§ Excerpt to read
# # # #

(1) There is some discussion in this old thread about building arrays in a thread-safe way. The solution proposed there is to allocate Threads.nthreads() separate arrays and allow each thread to freely use push! on its own array and then append all of the arrays together. The example used, however, uses vectors of simple bits-types. I would like to know whether this solution would also work for non-bitstypes. Basically, I would like to construct the following in a threaded but threadsafe way:
out = [TypeConstructor(X,ii) for ii=1:1_000]
where TypeConstructor produces a struct that will take an unknown amount of memory rather than a bits-type.
(2) Are there best-practices to avoid false sharing in Julia, or is it entirely up to the compiler to help me avoid false sharing. I’ve noticed that many of the simple multithreaded algorithms that I use (and some that I’ve seen on Discourse) are potentially vulnerable to false sharing. For example, in doing a multithreaded sum, the most natural solution to me would look something like:
function threadsum(x)
Tsum=zeros(eltype(x),Threads.nthreads())
Threads.@threads for ii=1:length(x)
@inbounds Tsum[Threads.threadid()] += x[ii]
end
return sum(Tsum)
end
However, this seems like it would be vulnerable to false sharing since
the elements of Tsum are all close to each other in memory. (And in fact, this function doesn’t outperform either the sum function or even a user-written serial summation by much.) Any advice or guidance on how to avoid false sharing and other potential pitfalls would be greatly appreciated. I do a lot of work that (at least on paper) seem like they should be obviously shared-memory-parallelizeable but have had mixed results in getting anything close to linear improvements from Threads.@threads.
Thanks for asking this. I have discussed false sharing as well and I do not know the right solution. As far as I know, processors are sharing a cachelines, therefore allocating an array of length nthreads()*cacheline_length and from each thread address only the cacheline might help. But I am far from expert here.
One possible solution might be a vector of pointers to different points in memory so that each thread’s sum is stored in a very different place in memory. However, I don’t know how to implement this.
@Tomas_Pevny, interesting. I will look at SIMDArrays. It seems like what we really want is some sort of thread-specific memory. I feel like it would be a huge boon to have even just a few bytes cordoned off for each thread to use as a local counter that is very distant in memory from the other local counters.

# # # #

§ Records for this task
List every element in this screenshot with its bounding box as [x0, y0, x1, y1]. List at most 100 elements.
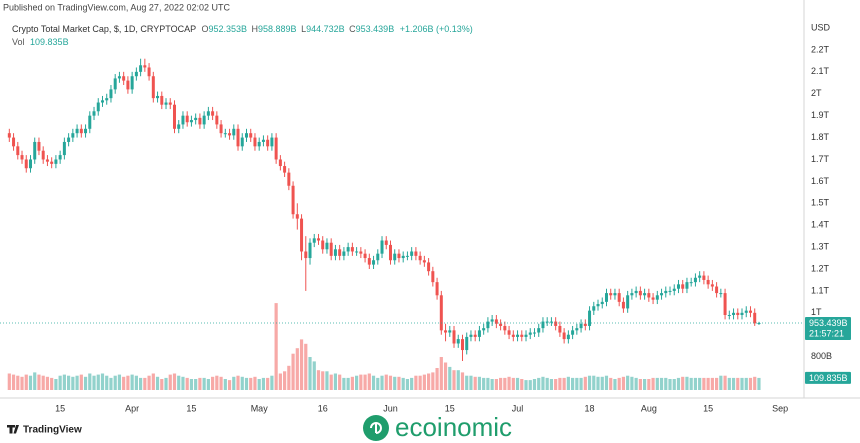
candle-body: [388, 244, 392, 261]
candle-body: [744, 310, 748, 313]
volume-bar: [414, 375, 418, 390]
candle-body: [499, 323, 503, 326]
volume-bar: [528, 380, 532, 390]
candle-body: [554, 321, 558, 326]
volume-bar: [257, 379, 261, 390]
candle-body: [202, 115, 206, 125]
candle-body: [621, 301, 625, 309]
candle-body: [422, 260, 426, 263]
volume-bar: [465, 375, 469, 390]
last-volume-box: [805, 371, 851, 384]
candle-body: [541, 321, 545, 329]
volume-bar: [299, 339, 304, 390]
legend-key: C: [349, 24, 356, 34]
candle-body: [151, 76, 155, 99]
candle-body: [609, 293, 613, 296]
logo-mark: [7, 425, 19, 434]
volume-bar: [253, 376, 257, 390]
candle-body: [469, 334, 473, 337]
x-tick-label: Sep: [772, 403, 788, 413]
candle-body: [723, 293, 727, 316]
volume-bar: [575, 377, 579, 390]
candle-body: [194, 117, 198, 121]
volume-bar: [215, 375, 219, 390]
candle-body: [503, 325, 507, 331]
candle-body: [185, 115, 189, 123]
volume-bar: [397, 376, 401, 390]
candle-body: [524, 334, 528, 337]
volume-bar: [304, 343, 308, 390]
volume-bar: [83, 376, 88, 390]
volume-bar: [236, 375, 240, 390]
candle-body: [172, 104, 176, 129]
candle-body: [588, 310, 592, 326]
candle-body: [638, 290, 642, 296]
volume-bar: [405, 379, 410, 390]
volume-bar: [181, 376, 185, 390]
volume-bar: [672, 379, 676, 390]
candle-body: [198, 117, 202, 125]
candle-body: [566, 334, 570, 340]
candle-body: [477, 330, 481, 337]
volume-bar: [596, 376, 600, 390]
volume-bar: [439, 357, 443, 390]
candle-body: [397, 253, 401, 259]
candle-body: [660, 293, 664, 296]
volume-bar: [185, 377, 189, 390]
volume-key: Vol: [12, 37, 25, 47]
currency: USD: [811, 22, 831, 32]
volume-bar: [524, 380, 528, 390]
candle-body: [617, 293, 621, 302]
legend-change: +1.206B (+0.13%): [400, 24, 473, 34]
candle-body: [300, 218, 304, 252]
volume-bar: [651, 377, 655, 390]
candle-body: [672, 288, 676, 291]
volume-bar: [456, 370, 460, 390]
volume-bar: [363, 374, 367, 390]
volume-bar: [172, 373, 177, 390]
candle-body: [54, 159, 58, 164]
candle-body: [452, 330, 456, 344]
volume-bar: [566, 376, 570, 390]
volume-bar: [359, 374, 363, 390]
candle-body: [448, 330, 452, 333]
candle-body: [706, 279, 710, 285]
volume-bar: [494, 379, 498, 390]
candle-body: [41, 150, 45, 160]
volume-bar: [554, 379, 558, 390]
y-tick-label: 1.2T: [811, 263, 830, 273]
volume-bar: [58, 375, 62, 390]
volume-bar: [7, 373, 11, 390]
volume-bar: [643, 379, 647, 390]
candle-body: [685, 282, 689, 289]
volume-bar: [79, 374, 83, 390]
candle-body: [380, 240, 384, 254]
watermark: ecoinomic: [363, 412, 512, 442]
candle-body: [244, 133, 248, 138]
volume-bar: [549, 379, 554, 390]
x-tick-label: 15: [55, 403, 65, 413]
volume-bar: [329, 374, 333, 390]
volume-bar: [422, 374, 426, 390]
legend-value: 952.353B: [208, 24, 247, 34]
candle-body: [681, 284, 685, 289]
source: Published on TradingView.com, Aug 27, 20…: [3, 2, 230, 12]
volume-bar: [177, 375, 181, 390]
candle-body: [732, 312, 736, 316]
volume-bar: [583, 376, 587, 390]
candle-body: [84, 128, 88, 134]
volume-bar: [541, 376, 545, 390]
candle-body: [16, 146, 20, 156]
volume-bar: [427, 373, 431, 390]
volume-bar: [227, 380, 232, 390]
candle-body: [401, 255, 405, 259]
candle-body: [393, 253, 397, 261]
x-tick-label: May: [251, 403, 269, 413]
volume-bar: [223, 379, 227, 390]
volume-bar: [37, 374, 41, 390]
candle-body: [228, 133, 232, 136]
volume-bar: [638, 379, 642, 390]
volume-bar: [122, 376, 126, 390]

# # # #

§ Work to complete
1. Reproduce the passage of the forum thread on false sharing that starts with "Thanks for asking" and ends with "to implement this.", renaming "processors" to "cores" wherever it occurs.
2. Copy, unchanged, the lines of the listing from the one containing "candle-body: [388, 244, 392, 261]" through the one containing "volume-bar: [439, 357, 443, 390]", including both.

§ Solutions to the exercise
1.
Thanks for asking this. I have discussed false sharing as well and I do not know the right solution. As far as I know, cores are sharing a cachelines, therefore allocating an array of length nthreads()*cacheline_length and from each thread address only the cacheline might help. But I am far from expert here.
One possible solution might be a vector of pointers to different points in memory so that each thread’s sum is stored in a very different place in memory. However, I don’t know how to implement this.

2.
candle-body: [388, 244, 392, 261]
candle-body: [744, 310, 748, 313]
volume-bar: [414, 375, 418, 390]
candle-body: [499, 323, 503, 326]
volume-bar: [528, 380, 532, 390]
candle-body: [554, 321, 558, 326]
volume-bar: [257, 379, 261, 390]
candle-body: [202, 115, 206, 125]
candle-body: [621, 301, 625, 309]
candle-body: [422, 260, 426, 263]
volume-bar: [465, 375, 469, 390]
last-volume-box: [805, 371, 851, 384]
candle-body: [541, 321, 545, 329]
volume-bar: [299, 339, 304, 390]
legend-key: C: [349, 24, 356, 34]
candle-body: [151, 76, 155, 99]
candle-body: [609, 293, 613, 296]
logo-mark: [7, 425, 19, 434]
volume-bar: [253, 376, 257, 390]
candle-body: [469, 334, 473, 337]
x-tick-label: Sep: [772, 403, 788, 413]
candle-body: [723, 293, 727, 316]
volume-bar: [575, 377, 579, 390]
candle-body: [194, 117, 198, 121]
volume-bar: [215, 375, 219, 390]
candle-body: [503, 325, 507, 331]
candle-body: [185, 115, 189, 123]
volume-bar: [397, 376, 401, 390]
candle-body: [524, 334, 528, 337]
volume-bar: [304, 343, 308, 390]
volume-bar: [83, 376, 88, 390]
volume-bar: [236, 375, 240, 390]
candle-body: [172, 104, 176, 129]
candle-body: [588, 310, 592, 326]
candle-body: [638, 290, 642, 296]
volume-bar: [405, 379, 410, 390]
volume-bar: [181, 376, 185, 390]
volume-bar: [672, 379, 676, 390]
candle-body: [198, 117, 202, 125]
candle-body: [566, 334, 570, 340]
candle-body: [477, 330, 481, 337]
volume-bar: [596, 376, 600, 390]
volume-bar: [439, 357, 443, 390]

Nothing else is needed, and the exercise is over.